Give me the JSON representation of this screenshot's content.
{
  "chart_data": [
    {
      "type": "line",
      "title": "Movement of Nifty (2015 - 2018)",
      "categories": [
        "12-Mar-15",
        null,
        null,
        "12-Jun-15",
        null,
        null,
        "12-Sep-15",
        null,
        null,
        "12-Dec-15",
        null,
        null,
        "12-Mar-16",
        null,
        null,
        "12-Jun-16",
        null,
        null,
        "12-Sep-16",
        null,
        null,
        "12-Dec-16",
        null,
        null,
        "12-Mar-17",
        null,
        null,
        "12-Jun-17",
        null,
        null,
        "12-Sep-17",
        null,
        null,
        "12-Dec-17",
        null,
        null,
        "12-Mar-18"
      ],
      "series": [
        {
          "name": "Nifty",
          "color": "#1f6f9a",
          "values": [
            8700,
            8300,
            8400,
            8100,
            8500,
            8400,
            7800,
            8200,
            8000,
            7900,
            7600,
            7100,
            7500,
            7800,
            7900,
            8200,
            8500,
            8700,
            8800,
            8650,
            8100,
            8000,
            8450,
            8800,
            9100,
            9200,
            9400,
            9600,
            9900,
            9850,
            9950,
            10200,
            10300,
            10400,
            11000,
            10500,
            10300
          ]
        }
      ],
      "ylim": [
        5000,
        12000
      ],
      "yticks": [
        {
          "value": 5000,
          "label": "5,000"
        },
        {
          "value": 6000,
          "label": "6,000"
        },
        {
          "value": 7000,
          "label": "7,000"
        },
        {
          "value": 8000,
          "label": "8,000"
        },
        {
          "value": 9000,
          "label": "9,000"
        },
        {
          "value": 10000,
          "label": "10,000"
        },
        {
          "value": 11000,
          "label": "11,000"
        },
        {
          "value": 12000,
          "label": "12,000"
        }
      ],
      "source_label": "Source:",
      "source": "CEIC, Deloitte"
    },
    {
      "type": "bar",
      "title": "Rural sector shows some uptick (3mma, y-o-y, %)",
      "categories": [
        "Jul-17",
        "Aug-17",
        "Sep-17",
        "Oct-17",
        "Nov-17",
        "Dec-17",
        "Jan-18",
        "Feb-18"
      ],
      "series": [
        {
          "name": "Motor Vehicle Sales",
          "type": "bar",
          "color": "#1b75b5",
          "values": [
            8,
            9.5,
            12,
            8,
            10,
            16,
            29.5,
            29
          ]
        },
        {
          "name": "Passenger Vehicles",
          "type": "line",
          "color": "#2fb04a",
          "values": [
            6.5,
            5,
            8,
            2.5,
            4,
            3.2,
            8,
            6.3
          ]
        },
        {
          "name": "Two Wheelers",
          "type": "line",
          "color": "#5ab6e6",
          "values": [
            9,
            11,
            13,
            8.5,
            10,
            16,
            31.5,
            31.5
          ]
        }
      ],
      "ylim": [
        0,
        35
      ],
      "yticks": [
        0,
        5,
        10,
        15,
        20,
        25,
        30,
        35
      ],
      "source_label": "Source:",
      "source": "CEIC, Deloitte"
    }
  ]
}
· · ·
WHAT IS EXPECTED => Restate every record exactly, leaving nothing out.

THE RESPONSE =>
Give me the JSON representation of this screenshot's content.
{
  "chart_data": [
    {
      "type": "line",
      "title": "Movement of Nifty (2015 - 2018)",
      "categories": [
        "12-Mar-15",
        null,
        null,
        "12-Jun-15",
        null,
        null,
        "12-Sep-15",
        null,
        null,
        "12-Dec-15",
        null,
        null,
        "12-Mar-16",
        null,
        null,
        "12-Jun-16",
        null,
        null,
        "12-Sep-16",
        null,
        null,
        "12-Dec-16",
        null,
        null,
        "12-Mar-17",
        null,
        null,
        "12-Jun-17",
        null,
        null,
        "12-Sep-17",
        null,
        null,
        "12-Dec-17",
        null,
        null,
        "12-Mar-18"
      ],
      "series": [
        {
          "name": "Nifty",
          "color": "#1f6f9a",
          "values": [
            8700,
            8300,
            8400,
            8100,
            8500,
            8400,
            7800,
            8200,
            8000,
            7900,
            7600,
            7100,
            7500,
            7800,
            7900,
            8200,
            8500,
            8700,
            8800,
            8650,
            8100,
            8000,
            8450,
            8800,
            9100,
            9200,
            9400,
            9600,
            9900,
            9850,
            9950,
            10200,
            10300,
            10400,
            11000,
            10500,
            10300
          ]
        }
      ],
      "ylim": [
        5000,
        12000
      ],
      "yticks": [
        {
          "value": 5000,
          "label": "5,000"
        },
        {
          "value": 6000,
          "label": "6,000"
        },
        {
          "value": 7000,
          "label": "7,000"
        },
        {
          "value": 8000,
          "label": "8,000"
        },
        {
          "value": 9000,
          "label": "9,000"
        },
        {
          "value": 10000,
          "label": "10,000"
        },
        {
          "value": 11000,
          "label": "11,000"
        },
        {
          "value": 12000,
          "label": "12,000"
        }
      ],
      "source_label": "Source:",
      "source": "CEIC, Deloitte"
    },
    {
      "type": "bar",
      "title": "Rural sector shows some uptick (3mma, y-o-y, %)",
      "categories": [
        "Jul-17",
        "Aug-17",
        "Sep-17",
        "Oct-17",
        "Nov-17",
        "Dec-17",
        "Jan-18",
        "Feb-18"
      ],
      "series": [
        {
          "name": "Motor Vehicle Sales",
          "type": "bar",
          "color": "#1b75b5",
          "values": [
            8,
            9.5,
            12,
            8,
            10,
            16,
            29.5,
            29
          ]
        },
        {
          "name": "Passenger Vehicles",
          "type": "line",
          "color": "#2fb04a",
          "values": [
            6.5,
            5,
            8,
            2.5,
            4,
            3.2,
            8,
            6.3
          ]
        },
        {
          "name": "Two Wheelers",
          "type": "line",
          "color": "#5ab6e6",
          "values": [
            9,
            11,
            13,
            8.5,
            10,
            16,
            31.5,
            31.5
          ]
        }
      ],
      "ylim": [
        0,
        35
      ],
      "yticks": [
        0,
        5,
        10,
        15,
        20,
        25,
        30,
        35
      ],
      "source_label": "Source:",
      "source": "CEIC, Deloitte"
    }
  ]
}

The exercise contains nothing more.